WHAT IS ASKED – Write out the material exactly, without any of its pictures.

Dataset items –

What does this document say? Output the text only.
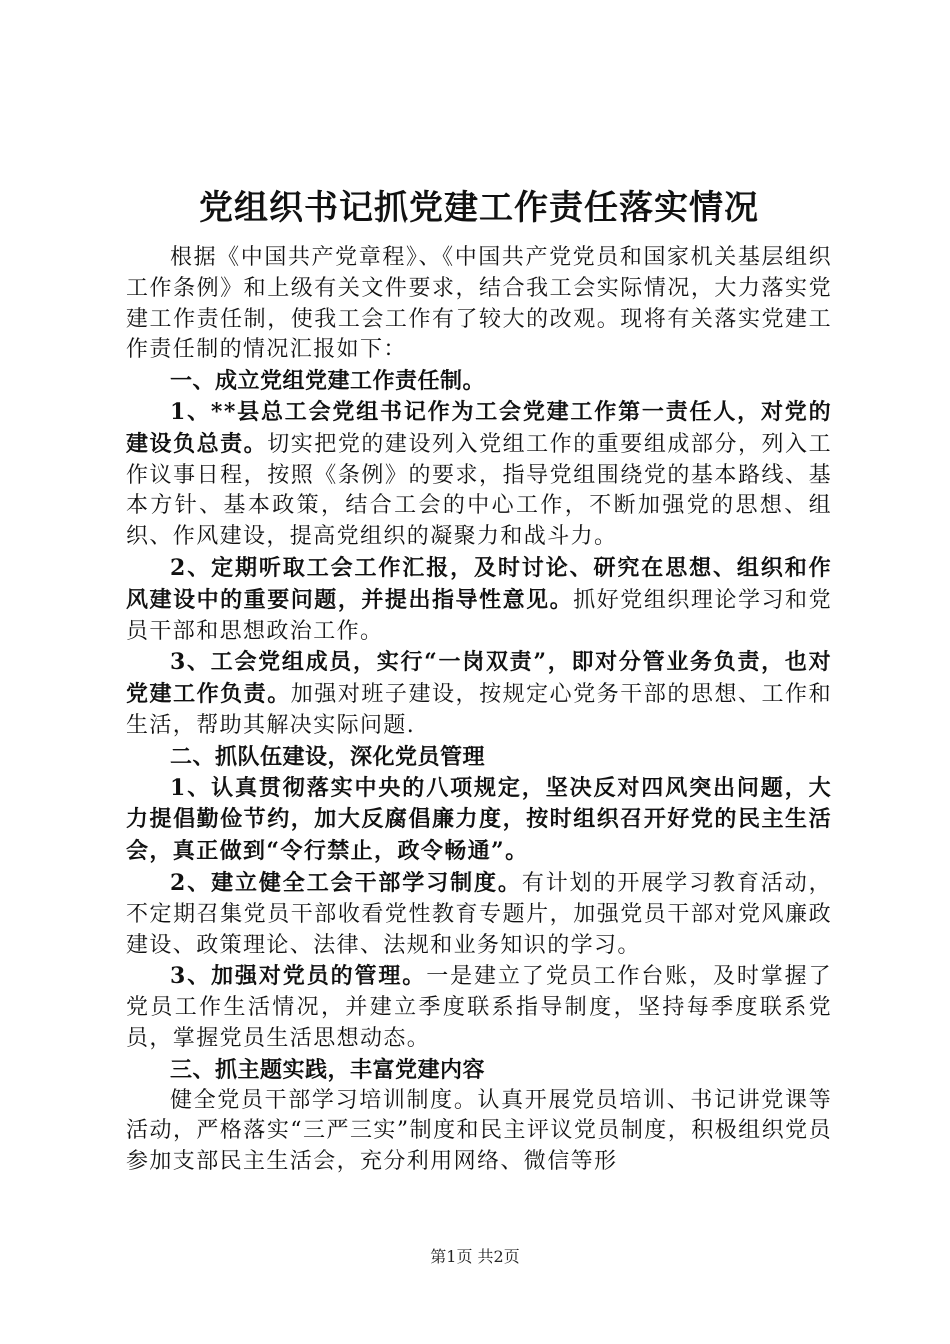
党组织书记抓党建工作责任落实情况

根据《中国共产党章程》、《中国共产党党员和国家机关基层组织工作条例》和上级有关文件要求，结合我工会实际情况，大力落实党建工作责任制，使我工会工作有了较大的改观。现将有关落实党建工作责任制的情况汇报如下：

一、成立党组党建工作责任制。

1、**县总工会党组书记作为工会党建工作第一责任人，对党的建设负总责。切实把党的建设列入党组工作的重要组成部分，列入工作议事日程，按照《条例》的要求，指导党组围绕党的基本路线、基本方针、基本政策，结合工会的中心工作，不断加强党的思想、组织、作风建设，提高党组织的凝聚力和战斗力。

2、定期听取工会工作汇报，及时讨论、研究在思想、组织和作风建设中的重要问题，并提出指导性意见。抓好党组织理论学习和党员干部和思想政治工作。

3、工会党组成员，实行“一岗双责”，即对分管业务负责，也对党建工作负责。加强对班子建设，按规定心党务干部的思想、工作和生活，帮助其解决实际问题.

二、抓队伍建设，深化党员管理

1、认真贯彻落实中央的八项规定，坚决反对四风突出问题，大力提倡勤俭节约，加大反腐倡廉力度，按时组织召开好党的民主生活会，真正做到“令行禁止，政令畅通”。

2、建立健全工会干部学习制度。有计划的开展学习教育活动，不定期召集党员干部收看党性教育专题片，加强党员干部对党风廉政建设、政策理论、法律、法规和业务知识的学习。

3、加强对党员的管理。一是建立了党员工作台账，及时掌握了党员工作生活情况，并建立季度联系指导制度，坚持每季度联系党员，掌握党员生活思想动态。

三、抓主题实践，丰富党建内容

健全党员干部学习培训制度。认真开展党员培训、书记讲党课等活动，严格落实“三严三实”制度和民主评议党员制度，积极组织党员参加支部民主生活会，充分利用网络、微信等形

第1页 共2页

RESPONSE TO THE EXERCISE –
What does this document say? Output the text only.
党组织书记抓党建工作责任落实情况

根据《中国共产党章程》、《中国共产党党员和国家机关基层组织工作条例》和上级有关文件要求，结合我工会实际情况，大力落实党建工作责任制，使我工会工作有了较大的改观。现将有关落实党建工作责任制的情况汇报如下：

一、成立党组党建工作责任制。

1、**县总工会党组书记作为工会党建工作第一责任人，对党的建设负总责。切实把党的建设列入党组工作的重要组成部分，列入工作议事日程，按照《条例》的要求，指导党组围绕党的基本路线、基本方针、基本政策，结合工会的中心工作，不断加强党的思想、组织、作风建设，提高党组织的凝聚力和战斗力。

2、定期听取工会工作汇报，及时讨论、研究在思想、组织和作风建设中的重要问题，并提出指导性意见。抓好党组织理论学习和党员干部和思想政治工作。

3、工会党组成员，实行“一岗双责”，即对分管业务负责，也对党建工作负责。加强对班子建设，按规定心党务干部的思想、工作和生活，帮助其解决实际问题.

二、抓队伍建设，深化党员管理

1、认真贯彻落实中央的八项规定，坚决反对四风突出问题，大力提倡勤俭节约，加大反腐倡廉力度，按时组织召开好党的民主生活会，真正做到“令行禁止，政令畅通”。

2、建立健全工会干部学习制度。有计划的开展学习教育活动，不定期召集党员干部收看党性教育专题片，加强党员干部对党风廉政建设、政策理论、法律、法规和业务知识的学习。

3、加强对党员的管理。一是建立了党员工作台账，及时掌握了党员工作生活情况，并建立季度联系指导制度，坚持每季度联系党员，掌握党员生活思想动态。

三、抓主题实践，丰富党建内容

健全党员干部学习培训制度。认真开展党员培训、书记讲党课等活动，严格落实“三严三实”制度和民主评议党员制度，积极组织党员参加支部民主生活会，充分利用网络、微信等形

第1页 共2页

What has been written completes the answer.